═════ Data to use

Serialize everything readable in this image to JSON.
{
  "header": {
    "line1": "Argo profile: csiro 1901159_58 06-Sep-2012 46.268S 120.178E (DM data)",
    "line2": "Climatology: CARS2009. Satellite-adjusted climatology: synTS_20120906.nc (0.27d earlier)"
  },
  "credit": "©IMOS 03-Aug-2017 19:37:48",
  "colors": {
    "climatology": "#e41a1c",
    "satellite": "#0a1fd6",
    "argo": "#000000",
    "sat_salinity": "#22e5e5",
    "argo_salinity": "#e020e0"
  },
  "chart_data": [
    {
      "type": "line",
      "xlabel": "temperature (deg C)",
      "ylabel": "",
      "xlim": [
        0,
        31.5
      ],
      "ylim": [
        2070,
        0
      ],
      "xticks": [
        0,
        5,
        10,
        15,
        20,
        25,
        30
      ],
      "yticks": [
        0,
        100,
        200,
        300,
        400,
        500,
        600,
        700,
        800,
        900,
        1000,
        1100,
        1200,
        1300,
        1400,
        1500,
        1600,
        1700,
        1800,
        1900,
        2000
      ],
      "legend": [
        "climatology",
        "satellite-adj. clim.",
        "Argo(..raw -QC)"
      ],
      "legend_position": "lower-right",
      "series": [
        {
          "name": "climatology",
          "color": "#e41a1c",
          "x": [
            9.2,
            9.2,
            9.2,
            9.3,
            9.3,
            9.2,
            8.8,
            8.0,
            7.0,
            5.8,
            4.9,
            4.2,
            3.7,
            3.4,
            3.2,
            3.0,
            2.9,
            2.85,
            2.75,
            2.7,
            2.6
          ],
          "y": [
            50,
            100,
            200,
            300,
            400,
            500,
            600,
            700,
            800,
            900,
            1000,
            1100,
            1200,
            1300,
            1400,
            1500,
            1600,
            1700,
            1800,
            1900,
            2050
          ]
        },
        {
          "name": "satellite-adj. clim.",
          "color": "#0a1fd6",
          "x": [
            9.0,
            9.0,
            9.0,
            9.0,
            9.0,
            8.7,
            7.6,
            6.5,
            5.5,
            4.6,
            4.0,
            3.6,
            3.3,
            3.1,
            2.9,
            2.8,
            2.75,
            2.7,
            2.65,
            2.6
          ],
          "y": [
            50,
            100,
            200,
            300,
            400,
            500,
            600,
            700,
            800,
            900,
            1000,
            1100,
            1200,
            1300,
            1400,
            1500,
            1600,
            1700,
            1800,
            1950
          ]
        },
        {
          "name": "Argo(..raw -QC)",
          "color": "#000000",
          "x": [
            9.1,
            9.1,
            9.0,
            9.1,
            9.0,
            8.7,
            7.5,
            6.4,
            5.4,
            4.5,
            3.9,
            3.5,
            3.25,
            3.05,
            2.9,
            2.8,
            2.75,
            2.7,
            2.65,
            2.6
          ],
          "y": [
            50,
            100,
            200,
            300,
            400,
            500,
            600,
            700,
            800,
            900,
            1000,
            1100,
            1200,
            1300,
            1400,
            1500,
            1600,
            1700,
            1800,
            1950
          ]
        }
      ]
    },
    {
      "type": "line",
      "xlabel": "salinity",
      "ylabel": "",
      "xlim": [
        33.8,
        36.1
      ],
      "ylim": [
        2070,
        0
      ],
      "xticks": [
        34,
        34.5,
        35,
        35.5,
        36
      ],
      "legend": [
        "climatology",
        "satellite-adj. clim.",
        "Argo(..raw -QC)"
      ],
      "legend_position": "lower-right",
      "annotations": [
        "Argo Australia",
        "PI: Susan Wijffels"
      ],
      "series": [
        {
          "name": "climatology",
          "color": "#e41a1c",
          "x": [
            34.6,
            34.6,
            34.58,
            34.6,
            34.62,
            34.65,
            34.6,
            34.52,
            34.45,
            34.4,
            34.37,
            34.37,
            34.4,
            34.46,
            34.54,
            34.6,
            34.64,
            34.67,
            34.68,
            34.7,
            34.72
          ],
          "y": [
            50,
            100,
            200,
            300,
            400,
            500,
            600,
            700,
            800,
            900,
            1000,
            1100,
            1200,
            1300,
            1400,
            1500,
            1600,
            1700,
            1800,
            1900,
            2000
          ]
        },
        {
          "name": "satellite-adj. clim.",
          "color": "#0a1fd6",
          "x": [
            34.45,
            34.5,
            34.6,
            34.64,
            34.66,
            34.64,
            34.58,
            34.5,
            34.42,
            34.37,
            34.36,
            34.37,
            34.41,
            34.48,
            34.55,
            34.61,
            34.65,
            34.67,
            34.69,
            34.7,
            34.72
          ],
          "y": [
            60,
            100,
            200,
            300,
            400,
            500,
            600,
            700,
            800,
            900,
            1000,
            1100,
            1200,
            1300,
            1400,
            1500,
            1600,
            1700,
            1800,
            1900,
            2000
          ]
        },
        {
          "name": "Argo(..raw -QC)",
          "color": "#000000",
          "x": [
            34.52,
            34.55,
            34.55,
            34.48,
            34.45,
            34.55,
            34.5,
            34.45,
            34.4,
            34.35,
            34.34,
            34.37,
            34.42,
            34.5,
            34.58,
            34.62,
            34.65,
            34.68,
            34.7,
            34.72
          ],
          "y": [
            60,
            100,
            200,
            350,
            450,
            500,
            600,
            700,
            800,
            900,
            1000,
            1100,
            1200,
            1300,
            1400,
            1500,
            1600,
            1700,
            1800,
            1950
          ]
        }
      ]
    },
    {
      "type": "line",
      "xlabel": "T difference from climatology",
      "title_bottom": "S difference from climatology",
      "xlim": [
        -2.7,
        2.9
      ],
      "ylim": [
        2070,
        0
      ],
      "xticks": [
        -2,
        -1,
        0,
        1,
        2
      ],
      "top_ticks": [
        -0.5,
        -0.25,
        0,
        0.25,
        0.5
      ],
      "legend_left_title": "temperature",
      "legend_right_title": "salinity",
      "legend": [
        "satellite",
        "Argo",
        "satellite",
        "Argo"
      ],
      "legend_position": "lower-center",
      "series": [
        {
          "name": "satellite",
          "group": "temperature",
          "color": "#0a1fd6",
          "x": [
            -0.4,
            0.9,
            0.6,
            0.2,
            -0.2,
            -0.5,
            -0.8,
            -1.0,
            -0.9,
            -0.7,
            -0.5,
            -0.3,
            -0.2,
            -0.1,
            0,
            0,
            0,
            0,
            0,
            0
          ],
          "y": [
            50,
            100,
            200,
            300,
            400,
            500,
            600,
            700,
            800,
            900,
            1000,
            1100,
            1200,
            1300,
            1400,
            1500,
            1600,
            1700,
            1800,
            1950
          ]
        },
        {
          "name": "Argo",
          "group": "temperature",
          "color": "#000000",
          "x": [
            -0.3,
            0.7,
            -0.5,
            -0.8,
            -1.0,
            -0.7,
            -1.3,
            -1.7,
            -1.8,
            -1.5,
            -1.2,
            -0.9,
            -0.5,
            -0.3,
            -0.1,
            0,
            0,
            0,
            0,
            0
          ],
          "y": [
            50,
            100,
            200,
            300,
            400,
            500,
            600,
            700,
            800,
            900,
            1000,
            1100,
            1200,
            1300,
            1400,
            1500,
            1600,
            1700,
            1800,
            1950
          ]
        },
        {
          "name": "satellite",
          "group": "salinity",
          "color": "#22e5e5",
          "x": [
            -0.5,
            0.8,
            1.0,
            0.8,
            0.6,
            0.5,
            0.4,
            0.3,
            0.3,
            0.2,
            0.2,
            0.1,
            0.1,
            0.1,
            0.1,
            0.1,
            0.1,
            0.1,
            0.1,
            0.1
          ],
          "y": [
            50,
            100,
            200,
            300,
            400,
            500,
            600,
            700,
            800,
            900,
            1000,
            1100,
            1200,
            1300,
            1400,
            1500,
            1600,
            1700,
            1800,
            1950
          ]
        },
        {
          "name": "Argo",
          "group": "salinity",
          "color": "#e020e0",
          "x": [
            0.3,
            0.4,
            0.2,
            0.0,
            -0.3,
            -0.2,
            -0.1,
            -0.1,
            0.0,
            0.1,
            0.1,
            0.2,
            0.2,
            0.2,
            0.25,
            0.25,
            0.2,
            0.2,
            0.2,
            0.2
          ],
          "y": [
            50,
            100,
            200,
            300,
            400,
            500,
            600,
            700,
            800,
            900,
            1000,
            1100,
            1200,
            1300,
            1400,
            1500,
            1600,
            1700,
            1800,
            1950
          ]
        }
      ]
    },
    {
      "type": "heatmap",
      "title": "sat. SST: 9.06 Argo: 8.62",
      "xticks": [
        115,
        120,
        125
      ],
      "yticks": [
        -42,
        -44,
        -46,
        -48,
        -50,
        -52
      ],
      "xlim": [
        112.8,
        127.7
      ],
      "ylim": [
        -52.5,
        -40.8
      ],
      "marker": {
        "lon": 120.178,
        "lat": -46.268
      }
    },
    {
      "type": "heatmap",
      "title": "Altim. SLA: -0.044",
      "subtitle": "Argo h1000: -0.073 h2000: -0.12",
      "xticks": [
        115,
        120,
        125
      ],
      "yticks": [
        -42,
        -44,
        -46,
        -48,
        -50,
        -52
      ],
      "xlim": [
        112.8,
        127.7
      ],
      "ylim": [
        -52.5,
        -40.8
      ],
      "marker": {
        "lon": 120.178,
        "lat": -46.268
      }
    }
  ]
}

══════════

Exercise directions
In the entries above, locate every line with the word "difference" and copy it.

Worked solution
      "xlabel": "T difference from climatology",
      "title_bottom": "S difference from climatology",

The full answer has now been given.